Source records:
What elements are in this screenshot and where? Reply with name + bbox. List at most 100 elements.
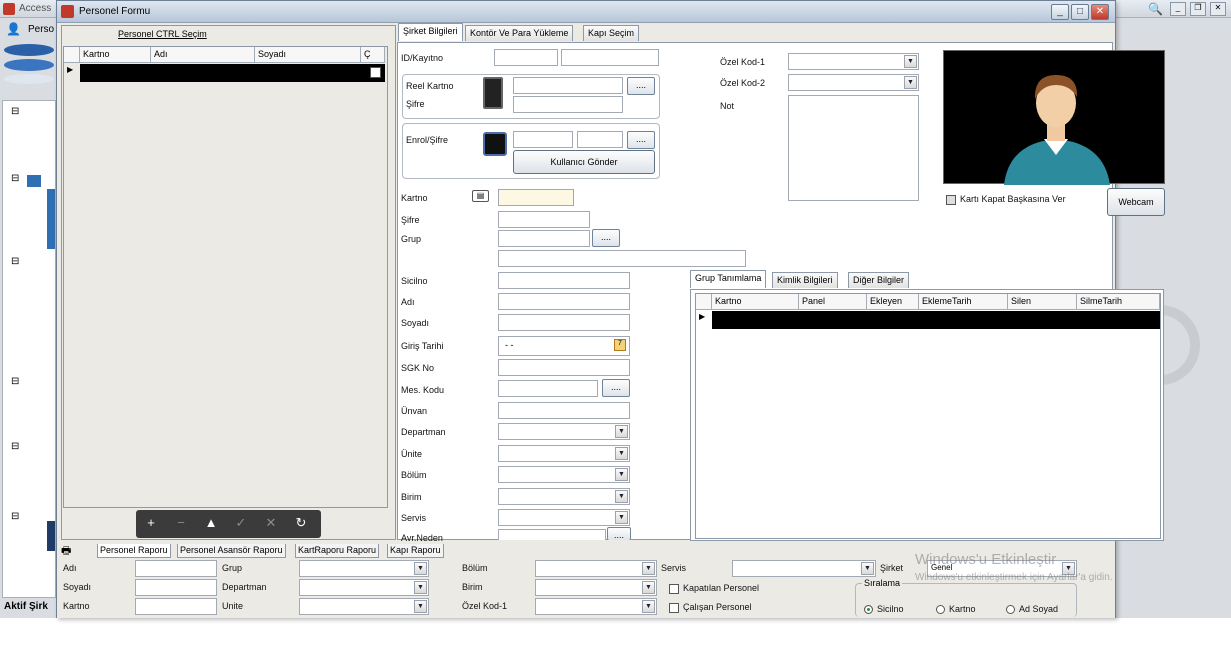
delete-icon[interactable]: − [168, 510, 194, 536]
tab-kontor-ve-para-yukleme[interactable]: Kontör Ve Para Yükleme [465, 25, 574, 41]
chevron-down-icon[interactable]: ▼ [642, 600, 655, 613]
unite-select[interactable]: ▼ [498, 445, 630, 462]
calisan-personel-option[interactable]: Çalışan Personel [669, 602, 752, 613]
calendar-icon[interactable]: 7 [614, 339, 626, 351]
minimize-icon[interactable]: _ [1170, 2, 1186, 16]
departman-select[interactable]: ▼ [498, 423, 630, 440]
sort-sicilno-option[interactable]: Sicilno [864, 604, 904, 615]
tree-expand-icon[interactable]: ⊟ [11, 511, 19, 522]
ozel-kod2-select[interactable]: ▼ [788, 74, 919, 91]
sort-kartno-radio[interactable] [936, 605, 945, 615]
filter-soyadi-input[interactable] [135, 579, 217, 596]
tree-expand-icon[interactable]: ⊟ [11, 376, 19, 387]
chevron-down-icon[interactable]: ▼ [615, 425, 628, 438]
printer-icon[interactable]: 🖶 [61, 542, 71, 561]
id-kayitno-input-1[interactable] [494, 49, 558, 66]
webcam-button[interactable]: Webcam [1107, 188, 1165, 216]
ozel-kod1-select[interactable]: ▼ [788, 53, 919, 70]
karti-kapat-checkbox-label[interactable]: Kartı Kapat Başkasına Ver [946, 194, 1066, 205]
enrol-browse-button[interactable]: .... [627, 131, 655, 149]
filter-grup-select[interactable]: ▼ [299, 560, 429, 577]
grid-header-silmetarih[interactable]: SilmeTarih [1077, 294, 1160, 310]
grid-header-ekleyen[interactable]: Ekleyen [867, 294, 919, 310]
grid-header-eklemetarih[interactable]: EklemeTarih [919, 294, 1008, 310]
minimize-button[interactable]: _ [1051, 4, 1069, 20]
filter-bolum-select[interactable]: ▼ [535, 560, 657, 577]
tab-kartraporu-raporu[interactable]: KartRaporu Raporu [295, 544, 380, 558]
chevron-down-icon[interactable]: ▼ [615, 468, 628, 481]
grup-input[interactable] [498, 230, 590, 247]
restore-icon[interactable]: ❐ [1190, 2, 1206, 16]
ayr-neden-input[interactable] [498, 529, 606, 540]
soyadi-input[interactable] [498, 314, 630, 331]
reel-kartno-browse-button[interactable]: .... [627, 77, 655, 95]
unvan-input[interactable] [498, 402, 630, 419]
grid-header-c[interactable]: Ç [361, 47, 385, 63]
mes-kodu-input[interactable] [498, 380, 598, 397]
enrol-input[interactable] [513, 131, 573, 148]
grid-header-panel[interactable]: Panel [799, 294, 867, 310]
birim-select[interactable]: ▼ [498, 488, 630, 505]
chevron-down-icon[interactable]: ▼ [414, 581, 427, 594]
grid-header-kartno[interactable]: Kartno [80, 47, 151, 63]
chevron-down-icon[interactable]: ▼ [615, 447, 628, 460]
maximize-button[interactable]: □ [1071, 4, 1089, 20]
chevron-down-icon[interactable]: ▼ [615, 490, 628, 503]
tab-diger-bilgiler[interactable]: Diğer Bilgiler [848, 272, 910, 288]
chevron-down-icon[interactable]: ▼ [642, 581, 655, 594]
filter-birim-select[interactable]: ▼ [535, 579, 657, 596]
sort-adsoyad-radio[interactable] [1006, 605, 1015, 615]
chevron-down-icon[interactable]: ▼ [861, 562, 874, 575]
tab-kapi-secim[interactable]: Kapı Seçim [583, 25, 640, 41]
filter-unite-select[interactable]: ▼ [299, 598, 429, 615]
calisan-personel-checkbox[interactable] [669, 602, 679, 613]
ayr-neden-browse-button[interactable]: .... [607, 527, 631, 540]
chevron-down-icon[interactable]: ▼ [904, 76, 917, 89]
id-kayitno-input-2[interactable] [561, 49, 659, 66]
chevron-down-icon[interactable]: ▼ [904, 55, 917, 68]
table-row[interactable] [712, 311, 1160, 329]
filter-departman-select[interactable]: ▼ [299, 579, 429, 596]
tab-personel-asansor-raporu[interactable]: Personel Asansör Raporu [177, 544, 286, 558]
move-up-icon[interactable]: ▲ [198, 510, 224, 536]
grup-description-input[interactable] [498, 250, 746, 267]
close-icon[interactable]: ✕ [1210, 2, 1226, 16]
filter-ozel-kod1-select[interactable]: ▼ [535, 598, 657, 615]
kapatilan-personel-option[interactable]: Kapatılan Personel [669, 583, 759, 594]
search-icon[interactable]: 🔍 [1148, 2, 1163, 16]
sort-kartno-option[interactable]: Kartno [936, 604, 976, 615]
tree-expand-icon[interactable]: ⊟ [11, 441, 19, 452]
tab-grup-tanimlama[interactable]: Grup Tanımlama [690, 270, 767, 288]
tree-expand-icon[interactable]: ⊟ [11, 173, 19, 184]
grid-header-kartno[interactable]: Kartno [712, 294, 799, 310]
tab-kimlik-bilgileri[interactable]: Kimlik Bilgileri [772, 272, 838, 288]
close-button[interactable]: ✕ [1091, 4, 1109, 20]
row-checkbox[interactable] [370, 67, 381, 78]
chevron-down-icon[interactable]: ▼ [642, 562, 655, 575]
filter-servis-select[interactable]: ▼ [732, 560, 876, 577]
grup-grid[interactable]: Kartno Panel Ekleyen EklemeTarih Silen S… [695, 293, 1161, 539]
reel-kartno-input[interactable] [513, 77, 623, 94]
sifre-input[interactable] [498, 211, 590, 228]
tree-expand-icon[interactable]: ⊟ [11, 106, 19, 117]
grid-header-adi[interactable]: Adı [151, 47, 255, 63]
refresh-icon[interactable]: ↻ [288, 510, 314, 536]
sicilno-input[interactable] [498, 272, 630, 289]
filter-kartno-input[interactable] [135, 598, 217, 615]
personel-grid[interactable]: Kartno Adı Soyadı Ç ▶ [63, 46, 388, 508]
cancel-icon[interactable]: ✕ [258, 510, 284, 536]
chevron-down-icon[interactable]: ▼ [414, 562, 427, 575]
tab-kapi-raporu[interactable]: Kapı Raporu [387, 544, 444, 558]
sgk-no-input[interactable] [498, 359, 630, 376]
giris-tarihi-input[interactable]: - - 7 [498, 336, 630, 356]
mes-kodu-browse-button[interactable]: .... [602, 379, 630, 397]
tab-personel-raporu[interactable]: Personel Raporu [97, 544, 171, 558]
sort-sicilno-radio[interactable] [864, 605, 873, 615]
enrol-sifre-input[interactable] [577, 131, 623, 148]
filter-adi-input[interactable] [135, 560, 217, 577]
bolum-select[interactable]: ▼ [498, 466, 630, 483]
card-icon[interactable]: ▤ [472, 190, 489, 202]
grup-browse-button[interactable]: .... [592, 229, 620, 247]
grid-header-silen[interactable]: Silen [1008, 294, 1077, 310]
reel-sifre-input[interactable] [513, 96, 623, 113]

### Exercise
Find every line in the items above that contains the string "sifre", with case counting, and copy each of those lines.

### Reply
sifre-input[interactable] [498, 211, 590, 228]
enrol-sifre-input[interactable] [577, 131, 623, 148]
reel-sifre-input[interactable] [513, 96, 623, 113]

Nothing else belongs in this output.